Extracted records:

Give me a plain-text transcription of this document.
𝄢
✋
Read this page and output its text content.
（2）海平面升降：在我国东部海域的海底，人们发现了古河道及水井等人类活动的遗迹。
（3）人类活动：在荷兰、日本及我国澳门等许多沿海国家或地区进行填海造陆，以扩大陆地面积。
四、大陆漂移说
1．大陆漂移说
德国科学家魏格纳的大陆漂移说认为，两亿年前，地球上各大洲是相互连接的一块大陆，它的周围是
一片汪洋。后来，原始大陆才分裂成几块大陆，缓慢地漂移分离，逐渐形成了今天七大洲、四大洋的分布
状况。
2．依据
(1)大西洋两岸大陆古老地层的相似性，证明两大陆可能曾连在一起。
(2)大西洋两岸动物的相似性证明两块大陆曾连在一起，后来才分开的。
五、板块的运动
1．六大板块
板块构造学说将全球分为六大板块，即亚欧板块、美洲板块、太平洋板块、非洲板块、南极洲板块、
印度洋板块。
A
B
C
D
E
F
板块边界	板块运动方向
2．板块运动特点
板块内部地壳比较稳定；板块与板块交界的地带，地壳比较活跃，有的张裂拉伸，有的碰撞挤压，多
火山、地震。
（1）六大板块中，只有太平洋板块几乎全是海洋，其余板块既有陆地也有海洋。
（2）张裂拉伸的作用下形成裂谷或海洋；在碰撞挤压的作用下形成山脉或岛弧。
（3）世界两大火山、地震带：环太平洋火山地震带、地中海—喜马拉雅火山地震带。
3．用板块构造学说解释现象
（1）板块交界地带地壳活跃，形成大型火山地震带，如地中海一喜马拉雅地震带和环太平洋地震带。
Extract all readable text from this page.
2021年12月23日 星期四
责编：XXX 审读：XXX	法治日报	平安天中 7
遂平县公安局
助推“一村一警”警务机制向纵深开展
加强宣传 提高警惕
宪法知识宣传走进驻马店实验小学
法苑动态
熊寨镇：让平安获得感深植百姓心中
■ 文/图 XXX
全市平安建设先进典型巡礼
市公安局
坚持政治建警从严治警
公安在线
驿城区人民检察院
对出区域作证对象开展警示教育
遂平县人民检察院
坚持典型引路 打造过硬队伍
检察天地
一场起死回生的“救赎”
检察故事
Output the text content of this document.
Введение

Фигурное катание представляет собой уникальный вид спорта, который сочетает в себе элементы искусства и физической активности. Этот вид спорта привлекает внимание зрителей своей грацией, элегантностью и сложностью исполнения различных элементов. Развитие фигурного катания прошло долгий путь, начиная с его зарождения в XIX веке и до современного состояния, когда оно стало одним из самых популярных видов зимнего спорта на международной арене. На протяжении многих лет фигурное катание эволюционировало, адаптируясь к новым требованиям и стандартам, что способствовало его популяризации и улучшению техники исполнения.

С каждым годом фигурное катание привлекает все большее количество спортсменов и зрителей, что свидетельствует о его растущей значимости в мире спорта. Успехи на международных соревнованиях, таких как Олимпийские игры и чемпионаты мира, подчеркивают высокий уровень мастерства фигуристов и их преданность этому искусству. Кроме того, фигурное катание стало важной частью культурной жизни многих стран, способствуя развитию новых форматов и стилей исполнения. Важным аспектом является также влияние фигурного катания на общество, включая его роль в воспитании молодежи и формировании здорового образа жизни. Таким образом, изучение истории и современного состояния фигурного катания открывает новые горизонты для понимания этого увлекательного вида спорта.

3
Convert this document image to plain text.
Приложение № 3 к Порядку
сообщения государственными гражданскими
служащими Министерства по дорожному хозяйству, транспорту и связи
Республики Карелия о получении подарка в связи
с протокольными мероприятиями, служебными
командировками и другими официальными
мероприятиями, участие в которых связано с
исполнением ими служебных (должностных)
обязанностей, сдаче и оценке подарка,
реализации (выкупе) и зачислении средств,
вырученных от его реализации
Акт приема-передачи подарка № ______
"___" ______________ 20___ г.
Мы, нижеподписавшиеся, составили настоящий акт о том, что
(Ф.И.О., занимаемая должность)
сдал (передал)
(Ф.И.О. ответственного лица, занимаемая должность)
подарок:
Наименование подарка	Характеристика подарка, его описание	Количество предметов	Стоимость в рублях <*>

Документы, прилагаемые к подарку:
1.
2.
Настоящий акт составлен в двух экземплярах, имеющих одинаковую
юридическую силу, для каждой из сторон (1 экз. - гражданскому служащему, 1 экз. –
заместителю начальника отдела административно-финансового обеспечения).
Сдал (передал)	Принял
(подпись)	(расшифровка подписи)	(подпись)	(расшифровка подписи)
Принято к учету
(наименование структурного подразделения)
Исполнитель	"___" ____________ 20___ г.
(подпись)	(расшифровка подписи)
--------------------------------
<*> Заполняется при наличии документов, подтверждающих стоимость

WHAT THIS TASK INVOLVES:
Each entry above needs to be retyped exactly.

SOLUTION BELOW:
Give me a plain-text transcription of this document.
𝄢
✋
Read this page and output its text content.
（2）海平面升降：在我国东部海域的海底，人们发现了古河道及水井等人类活动的遗迹。
（3）人类活动：在荷兰、日本及我国澳门等许多沿海国家或地区进行填海造陆，以扩大陆地面积。
四、大陆漂移说
1．大陆漂移说
德国科学家魏格纳的大陆漂移说认为，两亿年前，地球上各大洲是相互连接的一块大陆，它的周围是
一片汪洋。后来，原始大陆才分裂成几块大陆，缓慢地漂移分离，逐渐形成了今天七大洲、四大洋的分布
状况。
2．依据
(1)大西洋两岸大陆古老地层的相似性，证明两大陆可能曾连在一起。
(2)大西洋两岸动物的相似性证明两块大陆曾连在一起，后来才分开的。
五、板块的运动
1．六大板块
板块构造学说将全球分为六大板块，即亚欧板块、美洲板块、太平洋板块、非洲板块、南极洲板块、
印度洋板块。
A
B
C
D
E
F
板块边界	板块运动方向
2．板块运动特点
板块内部地壳比较稳定；板块与板块交界的地带，地壳比较活跃，有的张裂拉伸，有的碰撞挤压，多
火山、地震。
（1）六大板块中，只有太平洋板块几乎全是海洋，其余板块既有陆地也有海洋。
（2）张裂拉伸的作用下形成裂谷或海洋；在碰撞挤压的作用下形成山脉或岛弧。
（3）世界两大火山、地震带：环太平洋火山地震带、地中海—喜马拉雅火山地震带。
3．用板块构造学说解释现象
（1）板块交界地带地壳活跃，形成大型火山地震带，如地中海一喜马拉雅地震带和环太平洋地震带。
Extract all readable text from this page.
2021年12月23日 星期四
责编：XXX 审读：XXX	法治日报	平安天中 7
遂平县公安局
助推“一村一警”警务机制向纵深开展
加强宣传 提高警惕
宪法知识宣传走进驻马店实验小学
法苑动态
熊寨镇：让平安获得感深植百姓心中
■ 文/图 XXX
全市平安建设先进典型巡礼
市公安局
坚持政治建警从严治警
公安在线
驿城区人民检察院
对出区域作证对象开展警示教育
遂平县人民检察院
坚持典型引路 打造过硬队伍
检察天地
一场起死回生的“救赎”
检察故事
Output the text content of this document.
Введение

Фигурное катание представляет собой уникальный вид спорта, который сочетает в себе элементы искусства и физической активности. Этот вид спорта привлекает внимание зрителей своей грацией, элегантностью и сложностью исполнения различных элементов. Развитие фигурного катания прошло долгий путь, начиная с его зарождения в XIX веке и до современного состояния, когда оно стало одним из самых популярных видов зимнего спорта на международной арене. На протяжении многих лет фигурное катание эволюционировало, адаптируясь к новым требованиям и стандартам, что способствовало его популяризации и улучшению техники исполнения.

С каждым годом фигурное катание привлекает все большее количество спортсменов и зрителей, что свидетельствует о его растущей значимости в мире спорта. Успехи на международных соревнованиях, таких как Олимпийские игры и чемпионаты мира, подчеркивают высокий уровень мастерства фигуристов и их преданность этому искусству. Кроме того, фигурное катание стало важной частью культурной жизни многих стран, способствуя развитию новых форматов и стилей исполнения. Важным аспектом является также влияние фигурного катания на общество, включая его роль в воспитании молодежи и формировании здорового образа жизни. Таким образом, изучение истории и современного состояния фигурного катания открывает новые горизонты для понимания этого увлекательного вида спорта.

3
Convert this document image to plain text.
Приложение № 3 к Порядку
сообщения государственными гражданскими
служащими Министерства по дорожному хозяйству, транспорту и связи
Республики Карелия о получении подарка в связи
с протокольными мероприятиями, служебными
командировками и другими официальными
мероприятиями, участие в которых связано с
исполнением ими служебных (должностных)
обязанностей, сдаче и оценке подарка,
реализации (выкупе) и зачислении средств,
вырученных от его реализации
Акт приема-передачи подарка № ______
"___" ______________ 20___ г.
Мы, нижеподписавшиеся, составили настоящий акт о том, что
(Ф.И.О., занимаемая должность)
сдал (передал)
(Ф.И.О. ответственного лица, занимаемая должность)
подарок:
Наименование подарка	Характеристика подарка, его описание	Количество предметов	Стоимость в рублях <*>

Документы, прилагаемые к подарку:
1.
2.
Настоящий акт составлен в двух экземплярах, имеющих одинаковую
юридическую силу, для каждой из сторон (1 экз. - гражданскому служащему, 1 экз. –
заместителю начальника отдела административно-финансового обеспечения).
Сдал (передал)	Принял
(подпись)	(расшифровка подписи)	(подпись)	(расшифровка подписи)
Принято к учету
(наименование структурного подразделения)
Исполнитель	"___" ____________ 20___ г.
(подпись)	(расшифровка подписи)
--------------------------------
<*> Заполняется при наличии документов, подтверждающих стоимость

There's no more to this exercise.